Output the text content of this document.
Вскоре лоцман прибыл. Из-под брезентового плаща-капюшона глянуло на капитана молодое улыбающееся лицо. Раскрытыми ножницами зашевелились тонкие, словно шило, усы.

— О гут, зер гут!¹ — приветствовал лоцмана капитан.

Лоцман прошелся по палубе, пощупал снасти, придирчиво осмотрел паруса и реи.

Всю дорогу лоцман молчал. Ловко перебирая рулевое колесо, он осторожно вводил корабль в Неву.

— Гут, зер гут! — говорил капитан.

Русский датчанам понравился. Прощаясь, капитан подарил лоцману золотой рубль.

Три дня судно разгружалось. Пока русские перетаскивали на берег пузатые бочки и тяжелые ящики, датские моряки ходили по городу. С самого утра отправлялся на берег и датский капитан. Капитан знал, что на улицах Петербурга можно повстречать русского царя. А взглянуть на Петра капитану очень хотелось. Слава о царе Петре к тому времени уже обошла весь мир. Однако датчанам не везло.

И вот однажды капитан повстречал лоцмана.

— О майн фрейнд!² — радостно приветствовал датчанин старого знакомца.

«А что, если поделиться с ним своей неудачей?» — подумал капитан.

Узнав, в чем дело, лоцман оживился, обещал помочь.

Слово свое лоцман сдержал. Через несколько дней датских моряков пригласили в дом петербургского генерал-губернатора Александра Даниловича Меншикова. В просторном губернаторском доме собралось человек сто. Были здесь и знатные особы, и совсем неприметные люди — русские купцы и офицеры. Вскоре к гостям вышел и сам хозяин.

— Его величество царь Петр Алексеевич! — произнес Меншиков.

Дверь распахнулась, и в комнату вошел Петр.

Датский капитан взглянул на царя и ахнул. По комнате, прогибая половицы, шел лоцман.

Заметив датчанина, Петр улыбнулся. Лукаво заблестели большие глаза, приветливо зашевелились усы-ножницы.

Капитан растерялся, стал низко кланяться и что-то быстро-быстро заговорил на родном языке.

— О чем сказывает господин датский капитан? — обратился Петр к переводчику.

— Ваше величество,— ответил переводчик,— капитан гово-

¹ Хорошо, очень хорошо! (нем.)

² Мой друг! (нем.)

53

+===+

■ Task to carry out
Where a line contains the string "царя", extract that line.

■ Answer to this task
Три дня судно разгружалось. Пока русские перетаскивали на берег пузатые бочки и тяжелые ящики, датские моряки ходили по городу. С самого утра отправлялся на берег и датский капитан. Капитан знал, что на улицах Петербурга можно повстречать русского царя. А взглянуть на Петра капитану очень хотелось. Слава о царе Петре к тому времени уже обошла весь мир. Однако датчанам не везло.
Датский капитан взглянул на царя и ахнул. По комнате, прогибая половицы, шел лоцман.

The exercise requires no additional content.